_Brief:_
Of the lines in the listing, how many include the string "Year"? Write the number and nothing else.
□ □ □
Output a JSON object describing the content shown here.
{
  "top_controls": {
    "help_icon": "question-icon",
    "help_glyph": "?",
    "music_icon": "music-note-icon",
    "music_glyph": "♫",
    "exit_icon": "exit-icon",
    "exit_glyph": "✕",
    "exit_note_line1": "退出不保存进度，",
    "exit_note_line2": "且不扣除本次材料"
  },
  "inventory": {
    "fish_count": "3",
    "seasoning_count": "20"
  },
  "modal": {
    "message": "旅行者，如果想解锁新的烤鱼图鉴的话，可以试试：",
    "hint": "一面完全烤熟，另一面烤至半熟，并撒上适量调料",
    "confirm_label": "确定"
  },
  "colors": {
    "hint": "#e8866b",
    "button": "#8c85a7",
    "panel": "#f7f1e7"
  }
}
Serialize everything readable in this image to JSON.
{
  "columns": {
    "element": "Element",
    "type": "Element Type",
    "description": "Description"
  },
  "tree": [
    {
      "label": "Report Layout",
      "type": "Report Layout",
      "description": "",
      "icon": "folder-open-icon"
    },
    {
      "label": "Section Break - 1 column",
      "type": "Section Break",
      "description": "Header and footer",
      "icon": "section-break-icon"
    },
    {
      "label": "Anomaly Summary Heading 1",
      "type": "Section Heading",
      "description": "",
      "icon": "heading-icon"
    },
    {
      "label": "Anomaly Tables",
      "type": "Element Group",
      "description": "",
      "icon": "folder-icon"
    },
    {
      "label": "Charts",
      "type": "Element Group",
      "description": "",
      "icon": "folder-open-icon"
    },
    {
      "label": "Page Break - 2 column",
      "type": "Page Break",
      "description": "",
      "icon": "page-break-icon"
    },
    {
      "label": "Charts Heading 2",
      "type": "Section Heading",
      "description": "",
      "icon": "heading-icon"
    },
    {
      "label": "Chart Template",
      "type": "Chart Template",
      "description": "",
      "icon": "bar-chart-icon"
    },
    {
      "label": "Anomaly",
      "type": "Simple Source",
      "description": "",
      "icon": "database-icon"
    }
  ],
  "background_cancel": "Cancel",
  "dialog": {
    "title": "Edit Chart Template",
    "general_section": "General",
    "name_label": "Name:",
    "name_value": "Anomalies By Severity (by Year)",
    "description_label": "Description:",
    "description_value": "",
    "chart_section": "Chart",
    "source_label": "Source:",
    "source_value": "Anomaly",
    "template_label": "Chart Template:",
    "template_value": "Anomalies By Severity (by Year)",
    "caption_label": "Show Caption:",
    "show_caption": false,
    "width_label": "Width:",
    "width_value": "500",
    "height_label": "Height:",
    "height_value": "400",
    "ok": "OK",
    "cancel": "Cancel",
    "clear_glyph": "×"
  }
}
□ □ □
_Result for this task:_
2